## begin
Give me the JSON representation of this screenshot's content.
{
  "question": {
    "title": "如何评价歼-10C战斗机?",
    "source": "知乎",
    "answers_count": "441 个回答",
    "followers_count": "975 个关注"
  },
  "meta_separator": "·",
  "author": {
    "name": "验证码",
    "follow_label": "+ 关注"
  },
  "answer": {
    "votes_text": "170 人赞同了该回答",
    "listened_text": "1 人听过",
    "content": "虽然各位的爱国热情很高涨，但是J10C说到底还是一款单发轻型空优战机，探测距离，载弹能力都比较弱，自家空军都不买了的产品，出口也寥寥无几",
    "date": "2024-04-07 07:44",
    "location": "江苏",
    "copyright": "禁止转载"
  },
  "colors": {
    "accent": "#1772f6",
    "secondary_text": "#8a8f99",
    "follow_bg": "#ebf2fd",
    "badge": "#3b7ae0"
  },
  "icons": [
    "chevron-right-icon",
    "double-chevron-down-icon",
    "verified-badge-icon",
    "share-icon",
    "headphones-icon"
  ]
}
## end
[OBJECTIVE] Your task is to print the whole listing again exactly.

[CORRECT ANSWER]
Give me the JSON representation of this screenshot's content.
{
  "question": {
    "title": "如何评价歼-10C战斗机?",
    "source": "知乎",
    "answers_count": "441 个回答",
    "followers_count": "975 个关注"
  },
  "meta_separator": "·",
  "author": {
    "name": "验证码",
    "follow_label": "+ 关注"
  },
  "answer": {
    "votes_text": "170 人赞同了该回答",
    "listened_text": "1 人听过",
    "content": "虽然各位的爱国热情很高涨，但是J10C说到底还是一款单发轻型空优战机，探测距离，载弹能力都比较弱，自家空军都不买了的产品，出口也寥寥无几",
    "date": "2024-04-07 07:44",
    "location": "江苏",
    "copyright": "禁止转载"
  },
  "colors": {
    "accent": "#1772f6",
    "secondary_text": "#8a8f99",
    "follow_bg": "#ebf2fd",
    "badge": "#3b7ae0"
  },
  "icons": [
    "chevron-right-icon",
    "double-chevron-down-icon",
    "verified-badge-icon",
    "share-icon",
    "headphones-icon"
  ]
}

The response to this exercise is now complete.